## What is expected
Write out the whole listing, matching it exactly.

## Record excerpts
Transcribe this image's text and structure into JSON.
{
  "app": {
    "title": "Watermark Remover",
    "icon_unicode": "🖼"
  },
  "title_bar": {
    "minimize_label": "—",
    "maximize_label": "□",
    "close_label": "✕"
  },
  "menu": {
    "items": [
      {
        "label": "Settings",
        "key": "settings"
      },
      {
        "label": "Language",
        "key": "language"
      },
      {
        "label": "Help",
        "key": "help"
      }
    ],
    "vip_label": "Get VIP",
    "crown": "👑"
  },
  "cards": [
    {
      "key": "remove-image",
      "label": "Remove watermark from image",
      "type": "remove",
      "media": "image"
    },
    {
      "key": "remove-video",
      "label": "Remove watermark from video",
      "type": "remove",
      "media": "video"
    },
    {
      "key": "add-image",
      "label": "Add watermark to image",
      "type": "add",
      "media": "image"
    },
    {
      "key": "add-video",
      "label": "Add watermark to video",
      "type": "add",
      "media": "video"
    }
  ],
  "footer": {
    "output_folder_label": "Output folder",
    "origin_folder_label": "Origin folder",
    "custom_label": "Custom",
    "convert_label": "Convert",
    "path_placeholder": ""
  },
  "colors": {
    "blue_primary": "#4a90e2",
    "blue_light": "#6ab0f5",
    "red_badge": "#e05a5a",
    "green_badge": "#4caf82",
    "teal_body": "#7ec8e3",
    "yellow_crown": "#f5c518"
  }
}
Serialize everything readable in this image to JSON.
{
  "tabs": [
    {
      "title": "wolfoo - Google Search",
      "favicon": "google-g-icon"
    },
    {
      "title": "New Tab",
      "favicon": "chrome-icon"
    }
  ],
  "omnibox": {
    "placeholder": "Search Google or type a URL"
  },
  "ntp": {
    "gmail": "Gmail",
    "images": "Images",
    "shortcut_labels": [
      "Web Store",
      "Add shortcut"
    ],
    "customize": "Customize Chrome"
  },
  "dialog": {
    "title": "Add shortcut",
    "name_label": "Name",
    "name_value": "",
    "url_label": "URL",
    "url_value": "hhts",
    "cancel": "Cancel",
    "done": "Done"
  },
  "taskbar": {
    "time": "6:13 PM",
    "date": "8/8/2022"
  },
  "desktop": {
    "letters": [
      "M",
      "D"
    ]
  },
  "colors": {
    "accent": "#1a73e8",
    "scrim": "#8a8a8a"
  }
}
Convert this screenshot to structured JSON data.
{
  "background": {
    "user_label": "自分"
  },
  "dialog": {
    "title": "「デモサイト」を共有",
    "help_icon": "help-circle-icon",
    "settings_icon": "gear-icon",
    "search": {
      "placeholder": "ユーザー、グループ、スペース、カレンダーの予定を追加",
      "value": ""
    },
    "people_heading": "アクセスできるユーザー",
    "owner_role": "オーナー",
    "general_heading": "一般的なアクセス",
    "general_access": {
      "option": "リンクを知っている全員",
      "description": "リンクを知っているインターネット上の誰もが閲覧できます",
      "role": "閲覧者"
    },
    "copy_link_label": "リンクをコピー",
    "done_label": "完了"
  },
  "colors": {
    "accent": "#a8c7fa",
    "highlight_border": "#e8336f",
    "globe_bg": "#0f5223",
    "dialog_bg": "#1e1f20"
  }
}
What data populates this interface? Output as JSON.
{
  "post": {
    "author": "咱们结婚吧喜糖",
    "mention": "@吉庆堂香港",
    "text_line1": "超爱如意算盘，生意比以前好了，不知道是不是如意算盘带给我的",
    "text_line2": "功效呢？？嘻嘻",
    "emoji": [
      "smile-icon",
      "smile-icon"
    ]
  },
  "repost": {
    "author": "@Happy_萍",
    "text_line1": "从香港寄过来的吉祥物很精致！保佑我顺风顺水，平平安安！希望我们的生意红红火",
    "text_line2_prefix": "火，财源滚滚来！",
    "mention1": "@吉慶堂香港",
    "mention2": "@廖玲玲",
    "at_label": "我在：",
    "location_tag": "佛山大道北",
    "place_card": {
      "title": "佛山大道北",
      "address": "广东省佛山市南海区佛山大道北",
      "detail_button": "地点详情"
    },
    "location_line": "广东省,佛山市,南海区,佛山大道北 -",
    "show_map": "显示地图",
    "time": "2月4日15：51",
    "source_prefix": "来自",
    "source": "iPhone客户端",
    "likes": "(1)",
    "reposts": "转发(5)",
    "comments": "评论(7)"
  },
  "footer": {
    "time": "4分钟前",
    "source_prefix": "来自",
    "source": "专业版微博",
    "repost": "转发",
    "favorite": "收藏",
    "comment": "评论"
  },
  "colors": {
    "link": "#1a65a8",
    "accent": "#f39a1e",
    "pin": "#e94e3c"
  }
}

## Complete answer
Transcribe this image's text and structure into JSON.
{
  "app": {
    "title": "Watermark Remover",
    "icon_unicode": "🖼"
  },
  "title_bar": {
    "minimize_label": "—",
    "maximize_label": "□",
    "close_label": "✕"
  },
  "menu": {
    "items": [
      {
        "label": "Settings",
        "key": "settings"
      },
      {
        "label": "Language",
        "key": "language"
      },
      {
        "label": "Help",
        "key": "help"
      }
    ],
    "vip_label": "Get VIP",
    "crown": "👑"
  },
  "cards": [
    {
      "key": "remove-image",
      "label": "Remove watermark from image",
      "type": "remove",
      "media": "image"
    },
    {
      "key": "remove-video",
      "label": "Remove watermark from video",
      "type": "remove",
      "media": "video"
    },
    {
      "key": "add-image",
      "label": "Add watermark to image",
      "type": "add",
      "media": "image"
    },
    {
      "key": "add-video",
      "label": "Add watermark to video",
      "type": "add",
      "media": "video"
    }
  ],
  "footer": {
    "output_folder_label": "Output folder",
    "origin_folder_label": "Origin folder",
    "custom_label": "Custom",
    "convert_label": "Convert",
    "path_placeholder": ""
  },
  "colors": {
    "blue_primary": "#4a90e2",
    "blue_light": "#6ab0f5",
    "red_badge": "#e05a5a",
    "green_badge": "#4caf82",
    "teal_body": "#7ec8e3",
    "yellow_crown": "#f5c518"
  }
}
Serialize everything readable in this image to JSON.
{
  "tabs": [
    {
      "title": "wolfoo - Google Search",
      "favicon": "google-g-icon"
    },
    {
      "title": "New Tab",
      "favicon": "chrome-icon"
    }
  ],
  "omnibox": {
    "placeholder": "Search Google or type a URL"
  },
  "ntp": {
    "gmail": "Gmail",
    "images": "Images",
    "shortcut_labels": [
      "Web Store",
      "Add shortcut"
    ],
    "customize": "Customize Chrome"
  },
  "dialog": {
    "title": "Add shortcut",
    "name_label": "Name",
    "name_value": "",
    "url_label": "URL",
    "url_value": "hhts",
    "cancel": "Cancel",
    "done": "Done"
  },
  "taskbar": {
    "time": "6:13 PM",
    "date": "8/8/2022"
  },
  "desktop": {
    "letters": [
      "M",
      "D"
    ]
  },
  "colors": {
    "accent": "#1a73e8",
    "scrim": "#8a8a8a"
  }
}
Convert this screenshot to structured JSON data.
{
  "background": {
    "user_label": "自分"
  },
  "dialog": {
    "title": "「デモサイト」を共有",
    "help_icon": "help-circle-icon",
    "settings_icon": "gear-icon",
    "search": {
      "placeholder": "ユーザー、グループ、スペース、カレンダーの予定を追加",
      "value": ""
    },
    "people_heading": "アクセスできるユーザー",
    "owner_role": "オーナー",
    "general_heading": "一般的なアクセス",
    "general_access": {
      "option": "リンクを知っている全員",
      "description": "リンクを知っているインターネット上の誰もが閲覧できます",
      "role": "閲覧者"
    },
    "copy_link_label": "リンクをコピー",
    "done_label": "完了"
  },
  "colors": {
    "accent": "#a8c7fa",
    "highlight_border": "#e8336f",
    "globe_bg": "#0f5223",
    "dialog_bg": "#1e1f20"
  }
}
What data populates this interface? Output as JSON.
{
  "post": {
    "author": "咱们结婚吧喜糖",
    "mention": "@吉庆堂香港",
    "text_line1": "超爱如意算盘，生意比以前好了，不知道是不是如意算盘带给我的",
    "text_line2": "功效呢？？嘻嘻",
    "emoji": [
      "smile-icon",
      "smile-icon"
    ]
  },
  "repost": {
    "author": "@Happy_萍",
    "text_line1": "从香港寄过来的吉祥物很精致！保佑我顺风顺水，平平安安！希望我们的生意红红火",
    "text_line2_prefix": "火，财源滚滚来！",
    "mention1": "@吉慶堂香港",
    "mention2": "@廖玲玲",
    "at_label": "我在：",
    "location_tag": "佛山大道北",
    "place_card": {
      "title": "佛山大道北",
      "address": "广东省佛山市南海区佛山大道北",
      "detail_button": "地点详情"
    },
    "location_line": "广东省,佛山市,南海区,佛山大道北 -",
    "show_map": "显示地图",
    "time": "2月4日15：51",
    "source_prefix": "来自",
    "source": "iPhone客户端",
    "likes": "(1)",
    "reposts": "转发(5)",
    "comments": "评论(7)"
  },
  "footer": {
    "time": "4分钟前",
    "source_prefix": "来自",
    "source": "专业版微博",
    "repost": "转发",
    "favorite": "收藏",
    "comment": "评论"
  },
  "colors": {
    "link": "#1a65a8",
    "accent": "#f39a1e",
    "pin": "#e94e3c"
  }
}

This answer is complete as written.